■ PROBLEM TO SOLVE:
The records that follow should be retyped word for word.

[Figure content listings]
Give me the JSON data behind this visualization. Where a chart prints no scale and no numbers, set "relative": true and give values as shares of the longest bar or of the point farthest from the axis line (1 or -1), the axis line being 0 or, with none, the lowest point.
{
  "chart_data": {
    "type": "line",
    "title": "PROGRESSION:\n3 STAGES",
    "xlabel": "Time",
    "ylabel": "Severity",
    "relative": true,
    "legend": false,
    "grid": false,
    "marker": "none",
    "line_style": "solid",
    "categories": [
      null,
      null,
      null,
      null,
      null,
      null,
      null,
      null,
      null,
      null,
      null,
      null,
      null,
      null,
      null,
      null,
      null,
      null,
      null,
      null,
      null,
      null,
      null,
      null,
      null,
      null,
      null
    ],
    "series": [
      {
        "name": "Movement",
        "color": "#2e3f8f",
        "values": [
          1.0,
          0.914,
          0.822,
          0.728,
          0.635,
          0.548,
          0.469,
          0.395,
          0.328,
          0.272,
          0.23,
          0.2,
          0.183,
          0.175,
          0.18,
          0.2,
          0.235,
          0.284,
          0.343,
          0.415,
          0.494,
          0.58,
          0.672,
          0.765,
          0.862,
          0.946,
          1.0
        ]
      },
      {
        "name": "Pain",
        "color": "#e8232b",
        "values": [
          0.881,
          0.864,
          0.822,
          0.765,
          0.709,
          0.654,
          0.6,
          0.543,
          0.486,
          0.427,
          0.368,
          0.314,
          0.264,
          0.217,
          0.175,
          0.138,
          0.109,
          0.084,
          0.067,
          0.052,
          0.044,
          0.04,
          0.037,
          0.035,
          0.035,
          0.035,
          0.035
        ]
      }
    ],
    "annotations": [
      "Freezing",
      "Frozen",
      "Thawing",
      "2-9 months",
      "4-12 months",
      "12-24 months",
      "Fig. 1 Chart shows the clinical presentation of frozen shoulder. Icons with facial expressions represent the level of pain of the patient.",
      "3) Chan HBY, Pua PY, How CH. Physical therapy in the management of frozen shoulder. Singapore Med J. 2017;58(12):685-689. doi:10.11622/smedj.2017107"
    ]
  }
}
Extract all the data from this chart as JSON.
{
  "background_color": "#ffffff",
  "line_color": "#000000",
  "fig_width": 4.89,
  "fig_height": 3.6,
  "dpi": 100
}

■ RESPONSE TO THE TASK:
Give me the JSON data behind this visualization. Where a chart prints no scale and no numbers, set "relative": true and give values as shares of the longest bar or of the point farthest from the axis line (1 or -1), the axis line being 0 or, with none, the lowest point.
{
  "chart_data": {
    "type": "line",
    "title": "PROGRESSION:\n3 STAGES",
    "xlabel": "Time",
    "ylabel": "Severity",
    "relative": true,
    "legend": false,
    "grid": false,
    "marker": "none",
    "line_style": "solid",
    "categories": [
      null,
      null,
      null,
      null,
      null,
      null,
      null,
      null,
      null,
      null,
      null,
      null,
      null,
      null,
      null,
      null,
      null,
      null,
      null,
      null,
      null,
      null,
      null,
      null,
      null,
      null,
      null
    ],
    "series": [
      {
        "name": "Movement",
        "color": "#2e3f8f",
        "values": [
          1.0,
          0.914,
          0.822,
          0.728,
          0.635,
          0.548,
          0.469,
          0.395,
          0.328,
          0.272,
          0.23,
          0.2,
          0.183,
          0.175,
          0.18,
          0.2,
          0.235,
          0.284,
          0.343,
          0.415,
          0.494,
          0.58,
          0.672,
          0.765,
          0.862,
          0.946,
          1.0
        ]
      },
      {
        "name": "Pain",
        "color": "#e8232b",
        "values": [
          0.881,
          0.864,
          0.822,
          0.765,
          0.709,
          0.654,
          0.6,
          0.543,
          0.486,
          0.427,
          0.368,
          0.314,
          0.264,
          0.217,
          0.175,
          0.138,
          0.109,
          0.084,
          0.067,
          0.052,
          0.044,
          0.04,
          0.037,
          0.035,
          0.035,
          0.035,
          0.035
        ]
      }
    ],
    "annotations": [
      "Freezing",
      "Frozen",
      "Thawing",
      "2-9 months",
      "4-12 months",
      "12-24 months",
      "Fig. 1 Chart shows the clinical presentation of frozen shoulder. Icons with facial expressions represent the level of pain of the patient.",
      "3) Chan HBY, Pua PY, How CH. Physical therapy in the management of frozen shoulder. Singapore Med J. 2017;58(12):685-689. doi:10.11622/smedj.2017107"
    ]
  }
}
Extract all the data from this chart as JSON.
{
  "background_color": "#ffffff",
  "line_color": "#000000",
  "fig_width": 4.89,
  "fig_height": 3.6,
  "dpi": 100
}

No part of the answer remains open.